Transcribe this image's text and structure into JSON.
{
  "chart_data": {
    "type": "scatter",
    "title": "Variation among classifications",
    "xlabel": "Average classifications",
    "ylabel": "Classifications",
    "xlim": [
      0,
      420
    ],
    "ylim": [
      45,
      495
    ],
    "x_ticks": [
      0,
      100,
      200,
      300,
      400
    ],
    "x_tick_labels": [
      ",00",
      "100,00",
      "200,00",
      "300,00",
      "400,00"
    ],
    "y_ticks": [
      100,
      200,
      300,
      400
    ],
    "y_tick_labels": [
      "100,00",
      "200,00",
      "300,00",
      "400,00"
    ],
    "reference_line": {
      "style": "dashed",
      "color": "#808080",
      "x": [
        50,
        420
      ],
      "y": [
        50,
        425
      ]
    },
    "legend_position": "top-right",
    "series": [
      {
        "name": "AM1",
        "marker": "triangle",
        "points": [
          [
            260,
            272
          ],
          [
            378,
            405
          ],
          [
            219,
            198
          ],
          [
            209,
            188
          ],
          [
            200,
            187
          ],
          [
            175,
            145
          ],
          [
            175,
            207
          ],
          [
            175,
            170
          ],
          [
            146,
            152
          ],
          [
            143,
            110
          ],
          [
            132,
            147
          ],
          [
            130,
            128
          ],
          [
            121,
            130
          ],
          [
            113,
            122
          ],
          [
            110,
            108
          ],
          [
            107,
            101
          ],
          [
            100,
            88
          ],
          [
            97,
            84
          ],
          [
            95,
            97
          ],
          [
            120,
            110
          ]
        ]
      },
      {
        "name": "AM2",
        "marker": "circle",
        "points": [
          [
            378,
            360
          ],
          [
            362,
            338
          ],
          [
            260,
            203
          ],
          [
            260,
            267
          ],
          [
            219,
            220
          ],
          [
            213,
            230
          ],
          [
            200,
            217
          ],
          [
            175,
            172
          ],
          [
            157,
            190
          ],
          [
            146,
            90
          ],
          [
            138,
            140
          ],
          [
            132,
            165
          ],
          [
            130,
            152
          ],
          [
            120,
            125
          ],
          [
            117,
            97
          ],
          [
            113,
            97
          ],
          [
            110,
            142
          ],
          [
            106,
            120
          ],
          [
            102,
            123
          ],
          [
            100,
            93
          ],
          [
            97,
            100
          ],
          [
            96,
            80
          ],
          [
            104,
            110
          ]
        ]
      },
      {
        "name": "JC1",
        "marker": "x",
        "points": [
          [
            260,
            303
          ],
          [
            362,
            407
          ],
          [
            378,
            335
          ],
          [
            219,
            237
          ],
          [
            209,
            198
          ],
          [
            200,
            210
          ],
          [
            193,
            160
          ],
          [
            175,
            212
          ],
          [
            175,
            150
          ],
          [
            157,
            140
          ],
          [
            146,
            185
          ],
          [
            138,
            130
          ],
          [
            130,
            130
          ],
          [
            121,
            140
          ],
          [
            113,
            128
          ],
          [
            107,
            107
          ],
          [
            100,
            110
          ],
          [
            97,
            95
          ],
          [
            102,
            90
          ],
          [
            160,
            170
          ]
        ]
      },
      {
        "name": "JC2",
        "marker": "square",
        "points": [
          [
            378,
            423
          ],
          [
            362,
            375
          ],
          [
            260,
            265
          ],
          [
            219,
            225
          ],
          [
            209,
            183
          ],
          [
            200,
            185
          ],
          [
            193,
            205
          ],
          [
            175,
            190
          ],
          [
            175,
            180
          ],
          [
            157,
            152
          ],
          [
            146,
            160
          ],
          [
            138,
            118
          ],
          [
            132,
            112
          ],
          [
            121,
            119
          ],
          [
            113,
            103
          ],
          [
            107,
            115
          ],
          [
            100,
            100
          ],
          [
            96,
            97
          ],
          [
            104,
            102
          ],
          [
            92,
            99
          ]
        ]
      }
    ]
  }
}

To be done:
Scan the listing above for the word "marker" and copy every line that holds it.

The result:
        "marker": "triangle",
        "marker": "circle",
        "marker": "x",
        "marker": "square",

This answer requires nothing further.